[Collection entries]
◆ ◆ ◆
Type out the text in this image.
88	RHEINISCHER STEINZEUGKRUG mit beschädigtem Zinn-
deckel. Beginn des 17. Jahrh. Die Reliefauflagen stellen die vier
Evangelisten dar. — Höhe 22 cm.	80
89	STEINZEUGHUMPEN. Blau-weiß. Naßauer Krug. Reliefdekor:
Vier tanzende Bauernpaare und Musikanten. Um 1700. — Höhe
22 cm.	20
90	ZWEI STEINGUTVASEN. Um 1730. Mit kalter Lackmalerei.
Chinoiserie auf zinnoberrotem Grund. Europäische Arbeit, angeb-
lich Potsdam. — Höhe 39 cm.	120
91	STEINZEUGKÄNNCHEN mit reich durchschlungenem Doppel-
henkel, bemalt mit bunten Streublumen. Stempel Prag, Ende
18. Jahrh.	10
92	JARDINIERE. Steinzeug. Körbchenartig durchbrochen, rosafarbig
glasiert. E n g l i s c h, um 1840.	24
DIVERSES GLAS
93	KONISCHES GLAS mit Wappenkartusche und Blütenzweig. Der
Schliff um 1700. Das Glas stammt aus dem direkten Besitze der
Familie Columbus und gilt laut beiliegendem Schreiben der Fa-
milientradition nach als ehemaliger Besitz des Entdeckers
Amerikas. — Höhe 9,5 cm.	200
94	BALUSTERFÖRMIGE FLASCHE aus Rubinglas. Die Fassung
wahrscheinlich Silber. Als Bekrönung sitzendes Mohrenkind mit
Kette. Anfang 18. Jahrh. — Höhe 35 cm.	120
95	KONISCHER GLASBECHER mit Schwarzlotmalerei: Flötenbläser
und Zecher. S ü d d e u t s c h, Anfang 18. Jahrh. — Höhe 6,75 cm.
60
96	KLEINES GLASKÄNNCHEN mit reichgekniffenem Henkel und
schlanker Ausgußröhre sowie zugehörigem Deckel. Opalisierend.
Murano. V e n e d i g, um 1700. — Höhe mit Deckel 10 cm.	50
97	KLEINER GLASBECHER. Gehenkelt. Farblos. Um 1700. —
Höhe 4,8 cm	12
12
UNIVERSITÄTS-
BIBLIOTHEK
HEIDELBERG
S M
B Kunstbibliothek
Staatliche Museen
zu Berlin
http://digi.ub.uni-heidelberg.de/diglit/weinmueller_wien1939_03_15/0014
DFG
◆ ◆ ◆
Prompt: Search the records for the word "Jahrh", then list every line that has it.

Exercise response:
deckel. Beginn des 17. Jahrh. Die Reliefauflagen stellen die vier
18. Jahrh.	10
Kette. Anfang 18. Jahrh. — Höhe 35 cm.	120
und Zecher. S ü d d e u t s c h, Anfang 18. Jahrh. — Höhe 6,75 cm.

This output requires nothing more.